* **WHAT THE TASK ASKS**: Search the material below for the word "name" and copy every line in which it occurs.
--- BEGIN INPUT DATA ---
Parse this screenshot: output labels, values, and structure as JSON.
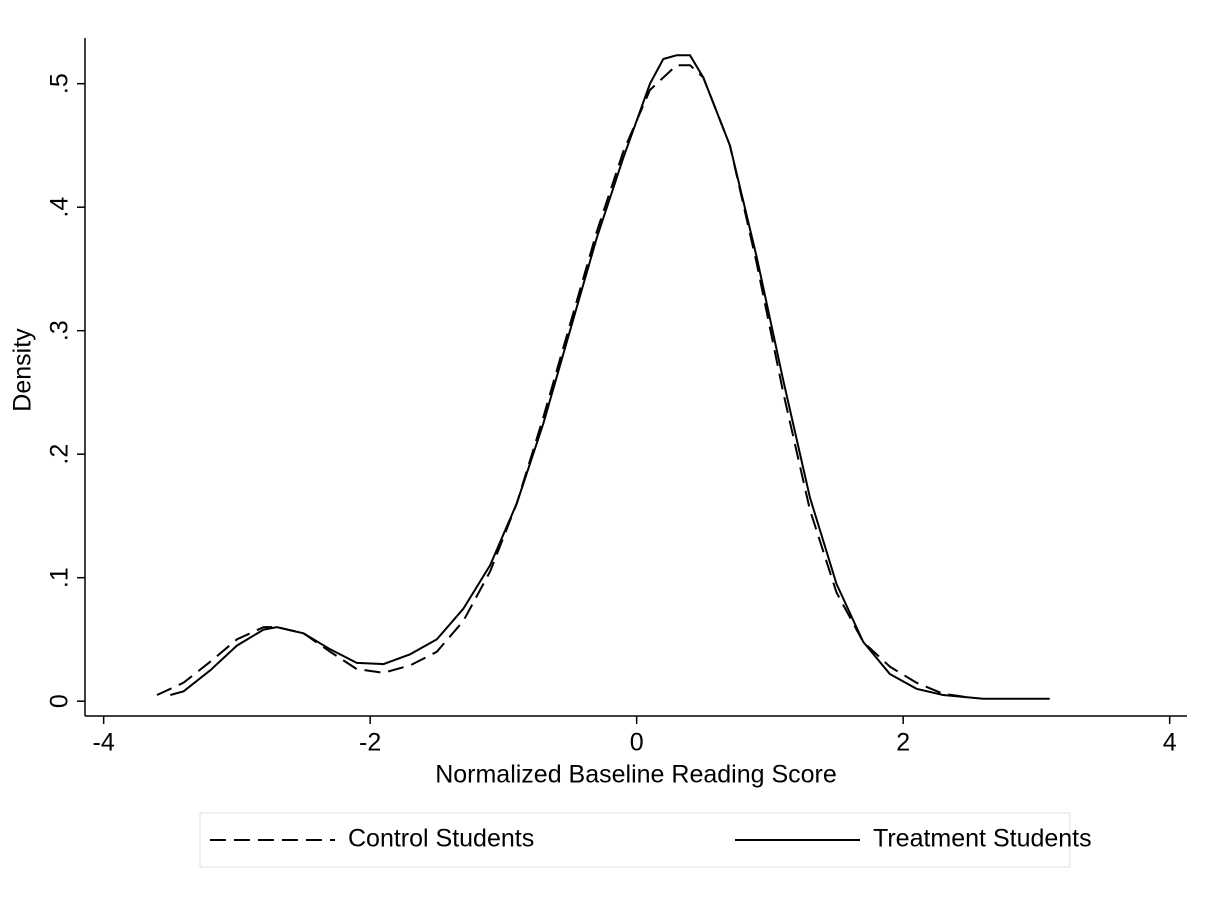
{
  "chart_data": {
    "type": "line",
    "x_label": "Normalized Baseline Reading Score",
    "y_label": "Density",
    "xlim": [
      -4.14,
      4.13
    ],
    "xticks": [
      -4,
      -2,
      0,
      2,
      4
    ],
    "ylim": [
      -0.012,
      0.537
    ],
    "yticks": [
      0,
      {
        "value": 0.1,
        "label": ".1"
      },
      {
        "value": 0.2,
        "label": ".2"
      },
      {
        "value": 0.3,
        "label": ".3"
      },
      {
        "value": 0.4,
        "label": ".4"
      },
      {
        "value": 0.5,
        "label": ".5"
      }
    ],
    "grid": false,
    "legend": "bottom",
    "series": [
      {
        "name": "Control Students",
        "color": "#000000",
        "dashed": true,
        "x": [
          -3.6,
          -3.4,
          -3.2,
          -3.0,
          -2.8,
          -2.7,
          -2.5,
          -2.3,
          -2.1,
          -1.9,
          -1.7,
          -1.5,
          -1.3,
          -1.1,
          -0.9,
          -0.7,
          -0.5,
          -0.3,
          -0.1,
          0.1,
          0.3,
          0.4,
          0.5,
          0.7,
          0.9,
          1.1,
          1.3,
          1.5,
          1.7,
          1.9,
          2.1,
          2.3,
          2.5
        ],
        "values": [
          0.005,
          0.015,
          0.032,
          0.05,
          0.06,
          0.06,
          0.055,
          0.04,
          0.026,
          0.023,
          0.029,
          0.04,
          0.065,
          0.105,
          0.16,
          0.23,
          0.305,
          0.38,
          0.445,
          0.495,
          0.515,
          0.515,
          0.505,
          0.45,
          0.355,
          0.25,
          0.155,
          0.088,
          0.048,
          0.028,
          0.015,
          0.006,
          0.003
        ]
      },
      {
        "name": "Treatment Students",
        "color": "#000000",
        "dashed": false,
        "x": [
          -3.5,
          -3.4,
          -3.2,
          -3.0,
          -2.8,
          -2.7,
          -2.5,
          -2.3,
          -2.1,
          -1.9,
          -1.7,
          -1.5,
          -1.3,
          -1.1,
          -0.9,
          -0.7,
          -0.5,
          -0.3,
          -0.1,
          0.1,
          0.2,
          0.3,
          0.4,
          0.5,
          0.7,
          0.9,
          1.1,
          1.3,
          1.5,
          1.7,
          1.9,
          2.1,
          2.3,
          2.6,
          3.1
        ],
        "values": [
          0.005,
          0.008,
          0.025,
          0.045,
          0.058,
          0.06,
          0.055,
          0.042,
          0.031,
          0.03,
          0.038,
          0.05,
          0.075,
          0.11,
          0.16,
          0.225,
          0.3,
          0.375,
          0.44,
          0.5,
          0.52,
          0.523,
          0.523,
          0.505,
          0.45,
          0.36,
          0.26,
          0.165,
          0.095,
          0.048,
          0.022,
          0.01,
          0.005,
          0.002,
          0.002
        ]
      }
    ]
  }
}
--- END INPUT DATA ---
* **WRITTEN SOLUTION**:
        "name": "Control Students",
        "name": "Treatment Students",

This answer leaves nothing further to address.